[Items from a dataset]
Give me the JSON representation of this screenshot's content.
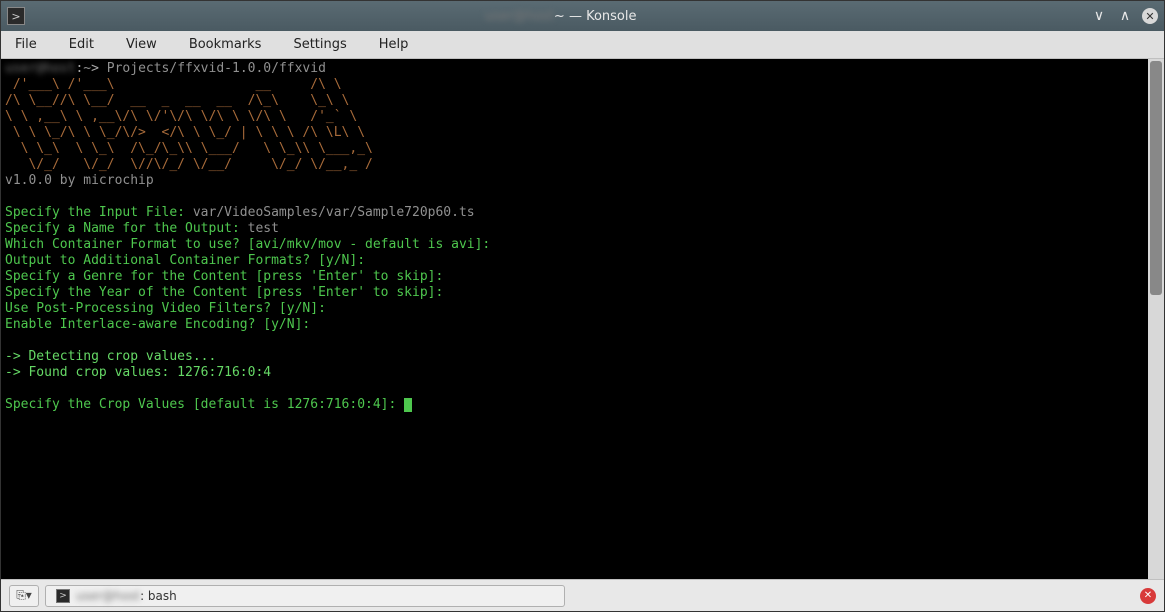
{
  "titlebar": {
    "title": "~ — Konsole",
    "title_prefix_blurred": "user@host",
    "icon_glyph": ">",
    "min_glyph": "∨",
    "max_glyph": "∧",
    "close_glyph": "✕"
  },
  "menubar": {
    "file": "File",
    "edit": "Edit",
    "view": "View",
    "bookmarks": "Bookmarks",
    "settings": "Settings",
    "help": "Help"
  },
  "terminal": {
    "prompt_user_blurred": "user@host",
    "prompt_sep": ":",
    "prompt_path": "~",
    "prompt_end": ">",
    "command": "Projects/ffxvid-1.0.0/ffxvid",
    "ascii1": " /'___\\ /'___\\                  __     /\\ \\",
    "ascii2": "/\\ \\__//\\ \\__/  __  _  __  __  /\\_\\    \\_\\ \\",
    "ascii3": "\\ \\ ,__\\ \\ ,__\\/\\ \\/'\\/\\ \\/\\ \\ \\/\\ \\   /'_` \\",
    "ascii4": " \\ \\ \\_/\\ \\ \\_/\\/>  </\\ \\ \\_/ | \\ \\ \\ /\\ \\L\\ \\",
    "ascii5": "  \\ \\_\\  \\ \\_\\  /\\_/\\_\\\\ \\___/   \\ \\_\\\\ \\___,_\\",
    "ascii6": "   \\/_/   \\/_/  \\//\\/_/ \\/__/     \\/_/ \\/__,_ /",
    "version": "v1.0.0 by microchip",
    "q_input_file": "Specify the Input File: ",
    "a_input_file": "var/VideoSamples/var/Sample720p60.ts",
    "q_output_name": "Specify a Name for the Output: ",
    "a_output_name": "test",
    "q_container": "Which Container Format to use? [avi/mkv/mov - default is avi]:",
    "q_additional": "Output to Additional Container Formats? [y/N]:",
    "q_genre": "Specify a Genre for the Content [press 'Enter' to skip]:",
    "q_year": "Specify the Year of the Content [press 'Enter' to skip]:",
    "q_postproc": "Use Post-Processing Video Filters? [y/N]:",
    "q_interlace": "Enable Interlace-aware Encoding? [y/N]:",
    "detecting": "-> Detecting crop values...",
    "found": "-> Found crop values: 1276:716:0:4",
    "q_crop": "Specify the Crop Values [default is 1276:716:0:4]: "
  },
  "bottombar": {
    "newtab_glyph": "⎘▾",
    "tab_icon_glyph": ">",
    "tab_label_prefix_blurred": "user@host",
    "tab_label_suffix": ": bash",
    "close_glyph": "✕"
  }
}
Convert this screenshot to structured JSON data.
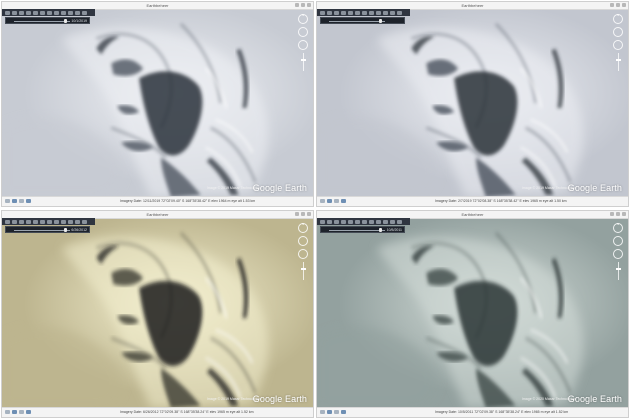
{
  "panels": [
    {
      "window_title": "Earthbeheer",
      "timeline_date": "10/1/2019",
      "imagery_credit": "Image © 2019 Maxar Technologies",
      "logo_word1": "Google",
      "logo_word2": "Earth",
      "status": "Imagery Date: 12/11/2019    72°02'09.40\" S  168°35'38.42\" E  elev  1964 m     eye alt  1.53 km",
      "palette": {
        "base": "#c7cbd3",
        "light": "#eef0f4",
        "shadow": "#4d5460",
        "deep": "#2c323b"
      }
    },
    {
      "window_title": "Earthbeheer",
      "timeline_date": "",
      "imagery_credit": "Image © 2019 Maxar Technologies",
      "logo_word1": "Google",
      "logo_word2": "Earth",
      "status": "Imagery Date: 2/7/2019    72°02'08.38\" S  168°35'38.42\" E  elev  1965 m     eye alt  1.50 km",
      "palette": {
        "base": "#c2c6cf",
        "light": "#eceef3",
        "shadow": "#4a515d",
        "deep": "#2a3039"
      }
    },
    {
      "window_title": "Earthbeheer",
      "timeline_date": "6/26/2012",
      "imagery_credit": "Image © 2019 Maxar Technologies",
      "logo_word1": "Google",
      "logo_word2": "Earth",
      "status": "Imagery Date: 6/26/2012    72°02'09.38\" S  168°35'38.24\" E  elev  1965 m     eye alt  1.52 km",
      "palette": {
        "base": "#bdb58f",
        "light": "#f3efcf",
        "shadow": "#3b3a33",
        "deep": "#1c1c1a"
      }
    },
    {
      "window_title": "Earthbeheer",
      "timeline_date": "10/5/2011",
      "imagery_credit": "Image © 2020 Maxar Technologies",
      "logo_word1": "Google",
      "logo_word2": "Earth",
      "status": "Imagery Date: 10/5/2011    72°02'09.38\" S  168°35'38.24\" E  elev  1965 m     eye alt  1.52 km",
      "palette": {
        "base": "#93a19f",
        "light": "#d3dcd8",
        "shadow": "#3d4847",
        "deep": "#2a3434"
      }
    }
  ],
  "nav": {
    "north_label": "N",
    "compass_icon": "compass-icon",
    "zoom_icon": "zoom-slider-icon"
  }
}
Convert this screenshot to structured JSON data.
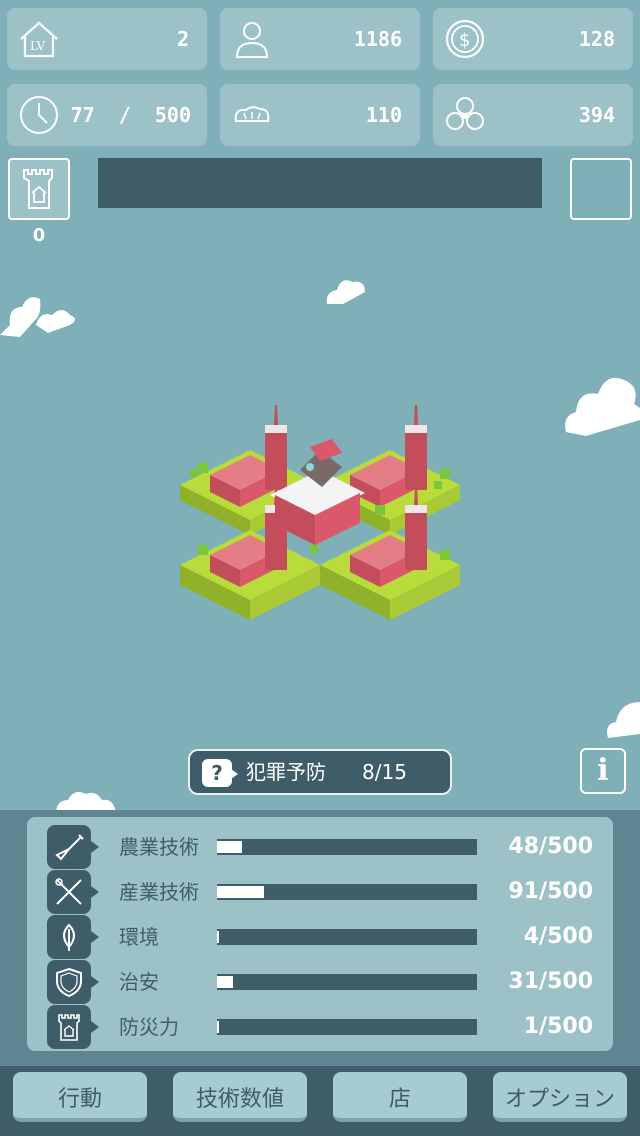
{
  "stats": {
    "level": "2",
    "population": "1186",
    "money": "128",
    "time": "77  /  500",
    "food": "110",
    "pollution": "394"
  },
  "tower_count": "0",
  "mission": {
    "icon": "?",
    "name": "犯罪予防",
    "progress": "8/15"
  },
  "info_label": "i",
  "tech": [
    {
      "label": "農業技術",
      "value": "48/500",
      "fraction": 0.096,
      "icon": "shovel-icon"
    },
    {
      "label": "産業技術",
      "value": "91/500",
      "fraction": 0.182,
      "icon": "tools-icon"
    },
    {
      "label": "環境",
      "value": "4/500",
      "fraction": 0.008,
      "icon": "leaf-icon"
    },
    {
      "label": "治安",
      "value": "31/500",
      "fraction": 0.062,
      "icon": "shield-icon"
    },
    {
      "label": "防災力",
      "value": "1/500",
      "fraction": 0.002,
      "icon": "tower-icon"
    }
  ],
  "nav": {
    "action": "行動",
    "tech_values": "技術数値",
    "shop": "店",
    "options": "オプション"
  },
  "colors": {
    "background": "#7fb0b8",
    "card": "#9cc2c8",
    "dark": "#3f5d68",
    "building": "#d9596a",
    "grass": "#b6d93a"
  }
}
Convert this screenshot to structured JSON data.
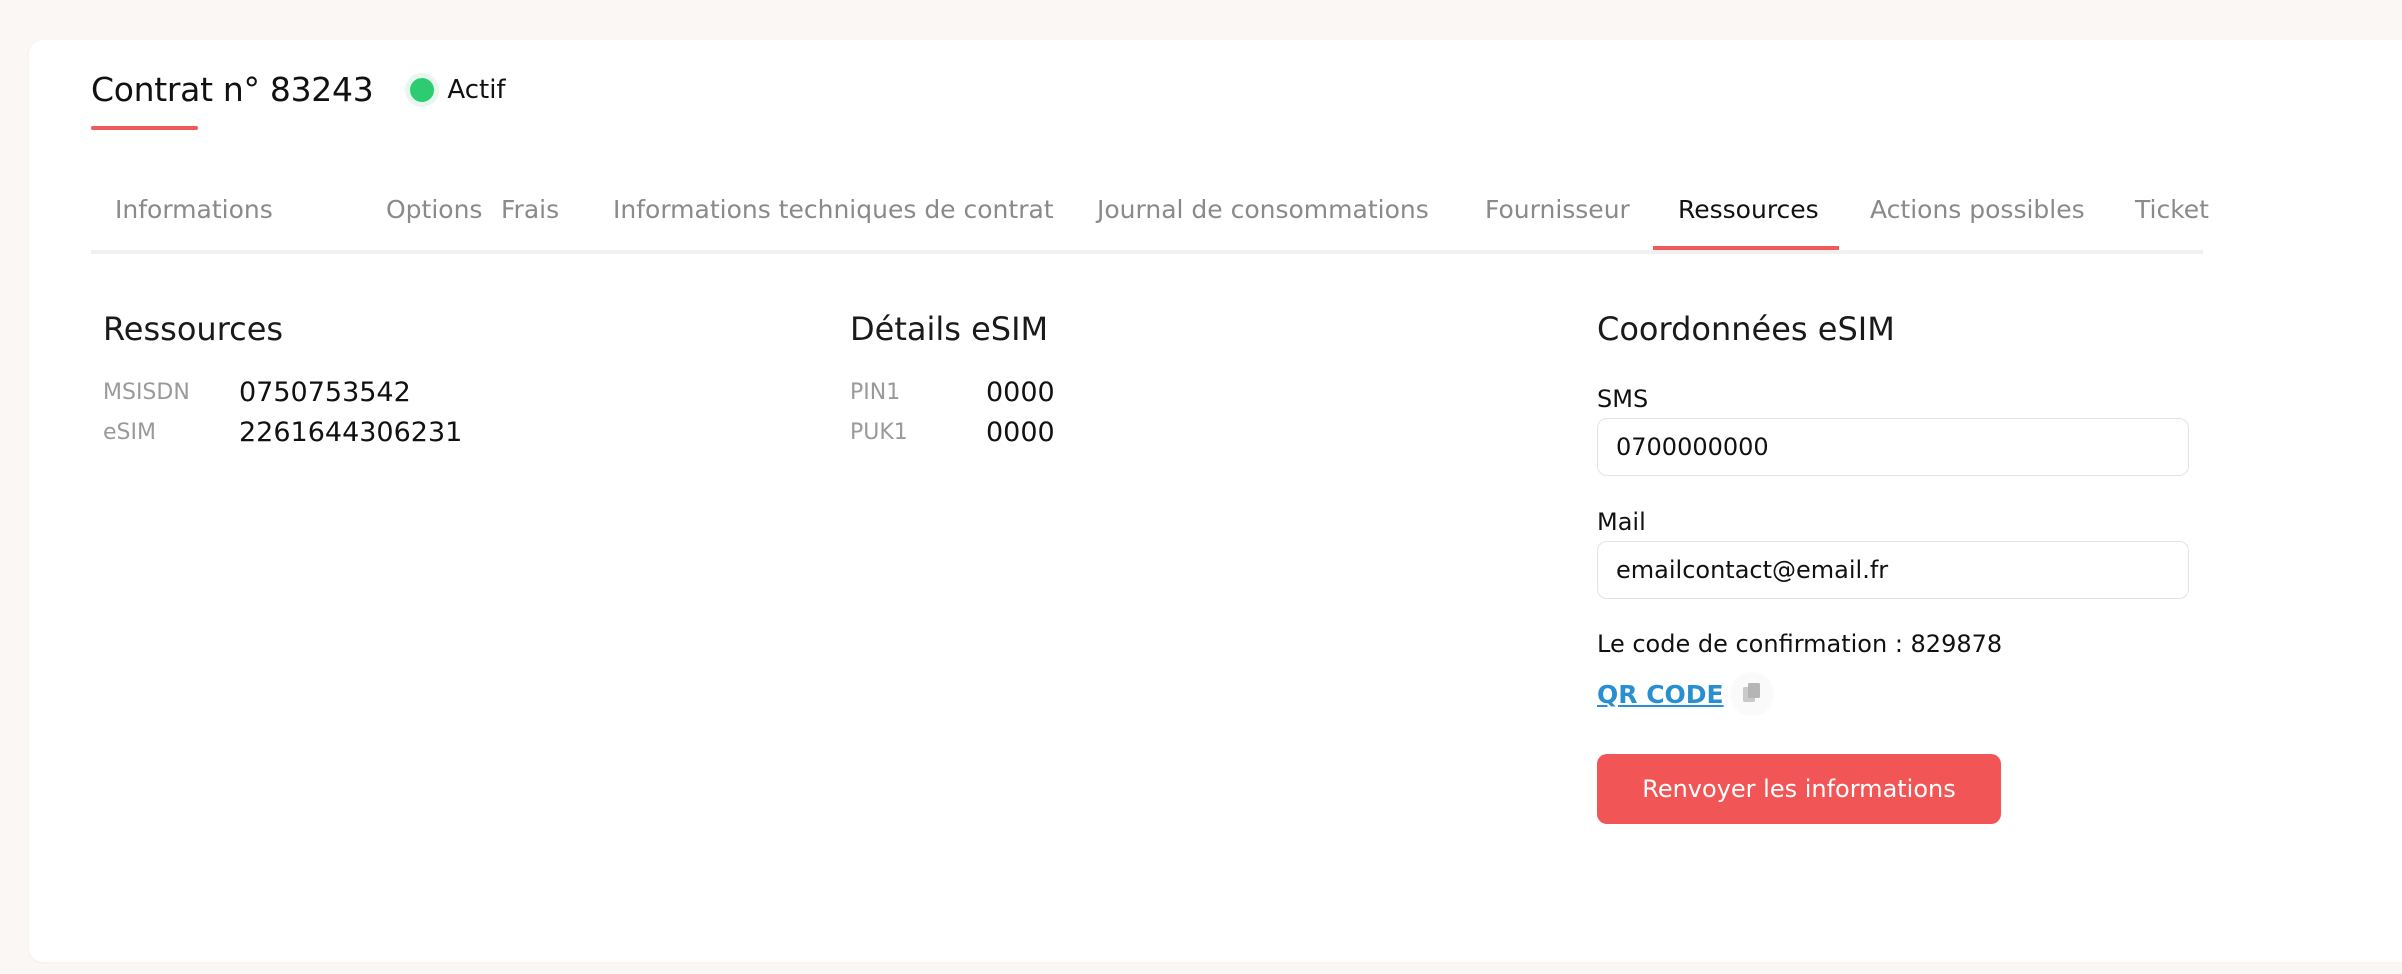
{
  "header": {
    "title": "Contrat n° 83243",
    "status": "Actif",
    "status_color": "#2ecc71",
    "accent_color": "#f05a5a"
  },
  "tabs": [
    {
      "label": "Informations",
      "active": false
    },
    {
      "label": "Options",
      "active": false
    },
    {
      "label": "Frais",
      "active": false
    },
    {
      "label": "Informations techniques de contrat",
      "active": false
    },
    {
      "label": "Journal de consommations",
      "active": false
    },
    {
      "label": "Fournisseur",
      "active": false
    },
    {
      "label": "Ressources",
      "active": true
    },
    {
      "label": "Actions possibles",
      "active": false
    },
    {
      "label": "Ticket",
      "active": false
    }
  ],
  "ressources": {
    "title": "Ressources",
    "rows": [
      {
        "key": "MSISDN",
        "value": "0750753542"
      },
      {
        "key": "eSIM",
        "value": "2261644306231"
      }
    ]
  },
  "details": {
    "title": "Détails eSIM",
    "rows": [
      {
        "key": "PIN1",
        "value": "0000"
      },
      {
        "key": "PUK1",
        "value": "0000"
      }
    ]
  },
  "coordonnees": {
    "title": "Coordonnées eSIM",
    "sms_label": "SMS",
    "sms_value": "0700000000",
    "mail_label": "Mail",
    "mail_value": "emailcontact@email.fr",
    "confirmation_text": "Le code de confirmation : 829878",
    "qr_label": "QR CODE",
    "copy_icon": "copy-icon",
    "resend_label": "Renvoyer les informations",
    "button_color": "#f25555"
  }
}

- **STATED TASK**: Reproduce the full listing above verbatim, with no pictures included.

- **THE OUTPUT**:
Give me the JSON representation of this screenshot's content.
{
  "titlebar": {
    "title": "~ — Konsole",
    "title_prefix_blurred": "user@host",
    "icon_glyph": ">",
    "min_glyph": "∨",
    "max_glyph": "∧",
    "close_glyph": "✕"
  },
  "menubar": {
    "file": "File",
    "edit": "Edit",
    "view": "View",
    "bookmarks": "Bookmarks",
    "settings": "Settings",
    "help": "Help"
  },
  "terminal": {
    "prompt_user_blurred": "user@host",
    "prompt_sep": ":",
    "prompt_path": "~",
    "prompt_end": ">",
    "command": "Projects/ffxvid-1.0.0/ffxvid",
    "ascii1": " /'___\\ /'___\\                  __     /\\ \\",
    "ascii2": "/\\ \\__//\\ \\__/  __  _  __  __  /\\_\\    \\_\\ \\",
    "ascii3": "\\ \\ ,__\\ \\ ,__\\/\\ \\/'\\/\\ \\/\\ \\ \\/\\ \\   /'_` \\",
    "ascii4": " \\ \\ \\_/\\ \\ \\_/\\/>  </\\ \\ \\_/ | \\ \\ \\ /\\ \\L\\ \\",
    "ascii5": "  \\ \\_\\  \\ \\_\\  /\\_/\\_\\\\ \\___/   \\ \\_\\\\ \\___,_\\",
    "ascii6": "   \\/_/   \\/_/  \\//\\/_/ \\/__/     \\/_/ \\/__,_ /",
    "version": "v1.0.0 by microchip",
    "q_input_file": "Specify the Input File: ",
    "a_input_file": "var/VideoSamples/var/Sample720p60.ts",
    "q_output_name": "Specify a Name for the Output: ",
    "a_output_name": "test",
    "q_container": "Which Container Format to use? [avi/mkv/mov - default is avi]:",
    "q_additional": "Output to Additional Container Formats? [y/N]:",
    "q_genre": "Specify a Genre for the Content [press 'Enter' to skip]:",
    "q_year": "Specify the Year of the Content [press 'Enter' to skip]:",
    "q_postproc": "Use Post-Processing Video Filters? [y/N]:",
    "q_interlace": "Enable Interlace-aware Encoding? [y/N]:",
    "detecting": "-> Detecting crop values...",
    "found": "-> Found crop values: 1276:716:0:4",
    "q_crop": "Specify the Crop Values [default is 1276:716:0:4]: "
  },
  "bottombar": {
    "newtab_glyph": "⎘▾",
    "tab_icon_glyph": ">",
    "tab_label_prefix_blurred": "user@host",
    "tab_label_suffix": ": bash",
    "close_glyph": "✕"
  }
}
Convert this screenshot to structured JSON data.
{
  "panels": [
    {
      "window_title": "Earthbeheer",
      "timeline_date": "10/1/2019",
      "imagery_credit": "Image © 2019 Maxar Technologies",
      "logo_word1": "Google",
      "logo_word2": "Earth",
      "status": "Imagery Date: 12/11/2019    72°02'09.40\" S  168°35'38.42\" E  elev  1964 m     eye alt  1.53 km",
      "palette": {
        "base": "#c7cbd3",
        "light": "#eef0f4",
        "shadow": "#4d5460",
        "deep": "#2c323b"
      }
    },
    {
      "window_title": "Earthbeheer",
      "timeline_date": "",
      "imagery_credit": "Image © 2019 Maxar Technologies",
      "logo_word1": "Google",
      "logo_word2": "Earth",
      "status": "Imagery Date: 2/7/2019    72°02'08.38\" S  168°35'38.42\" E  elev  1965 m     eye alt  1.50 km",
      "palette": {
        "base": "#c2c6cf",
        "light": "#eceef3",
        "shadow": "#4a515d",
        "deep": "#2a3039"
      }
    },
    {
      "window_title": "Earthbeheer",
      "timeline_date": "6/26/2012",
      "imagery_credit": "Image © 2019 Maxar Technologies",
      "logo_word1": "Google",
      "logo_word2": "Earth",
      "status": "Imagery Date: 6/26/2012    72°02'09.38\" S  168°35'38.24\" E  elev  1965 m     eye alt  1.52 km",
      "palette": {
        "base": "#bdb58f",
        "light": "#f3efcf",
        "shadow": "#3b3a33",
        "deep": "#1c1c1a"
      }
    },
    {
      "window_title": "Earthbeheer",
      "timeline_date": "10/5/2011",
      "imagery_credit": "Image © 2020 Maxar Technologies",
      "logo_word1": "Google",
      "logo_word2": "Earth",
      "status": "Imagery Date: 10/5/2011    72°02'09.38\" S  168°35'38.24\" E  elev  1965 m     eye alt  1.52 km",
      "palette": {
        "base": "#93a19f",
        "light": "#d3dcd8",
        "shadow": "#3d4847",
        "deep": "#2a3434"
      }
    }
  ],
  "nav": {
    "north_label": "N",
    "compass_icon": "compass-icon",
    "zoom_icon": "zoom-slider-icon"
  }
}
Convert this screenshot to structured JSON data.
{
  "stats": {
    "level": "2",
    "population": "1186",
    "money": "128",
    "time": "77  /  500",
    "food": "110",
    "pollution": "394"
  },
  "tower_count": "0",
  "mission": {
    "icon": "?",
    "name": "犯罪予防",
    "progress": "8/15"
  },
  "info_label": "i",
  "tech": [
    {
      "label": "農業技術",
      "value": "48/500",
      "fraction": 0.096,
      "icon": "shovel-icon"
    },
    {
      "label": "産業技術",
      "value": "91/500",
      "fraction": 0.182,
      "icon": "tools-icon"
    },
    {
      "label": "環境",
      "value": "4/500",
      "fraction": 0.008,
      "icon": "leaf-icon"
    },
    {
      "label": "治安",
      "value": "31/500",
      "fraction": 0.062,
      "icon": "shield-icon"
    },
    {
      "label": "防災力",
      "value": "1/500",
      "fraction": 0.002,
      "icon": "tower-icon"
    }
  ],
  "nav": {
    "action": "行動",
    "tech_values": "技術数値",
    "shop": "店",
    "options": "オプション"
  },
  "colors": {
    "background": "#7fb0b8",
    "card": "#9cc2c8",
    "dark": "#3f5d68",
    "building": "#d9596a",
    "grass": "#b6d93a"
  }
}
Convert this screenshot to structured JSON data.
{
  "header": {
    "title": "Contrat n° 83243",
    "status": "Actif",
    "status_color": "#2ecc71",
    "accent_color": "#f05a5a"
  },
  "tabs": [
    {
      "label": "Informations",
      "active": false
    },
    {
      "label": "Options",
      "active": false
    },
    {
      "label": "Frais",
      "active": false
    },
    {
      "label": "Informations techniques de contrat",
      "active": false
    },
    {
      "label": "Journal de consommations",
      "active": false
    },
    {
      "label": "Fournisseur",
      "active": false
    },
    {
      "label": "Ressources",
      "active": true
    },
    {
      "label": "Actions possibles",
      "active": false
    },
    {
      "label": "Ticket",
      "active": false
    }
  ],
  "ressources": {
    "title": "Ressources",
    "rows": [
      {
        "key": "MSISDN",
        "value": "0750753542"
      },
      {
        "key": "eSIM",
        "value": "2261644306231"
      }
    ]
  },
  "details": {
    "title": "Détails eSIM",
    "rows": [
      {
        "key": "PIN1",
        "value": "0000"
      },
      {
        "key": "PUK1",
        "value": "0000"
      }
    ]
  },
  "coordonnees": {
    "title": "Coordonnées eSIM",
    "sms_label": "SMS",
    "sms_value": "0700000000",
    "mail_label": "Mail",
    "mail_value": "emailcontact@email.fr",
    "confirmation_text": "Le code de confirmation : 829878",
    "qr_label": "QR CODE",
    "copy_icon": "copy-icon",
    "resend_label": "Renvoyer les informations",
    "button_color": "#f25555"
  }
}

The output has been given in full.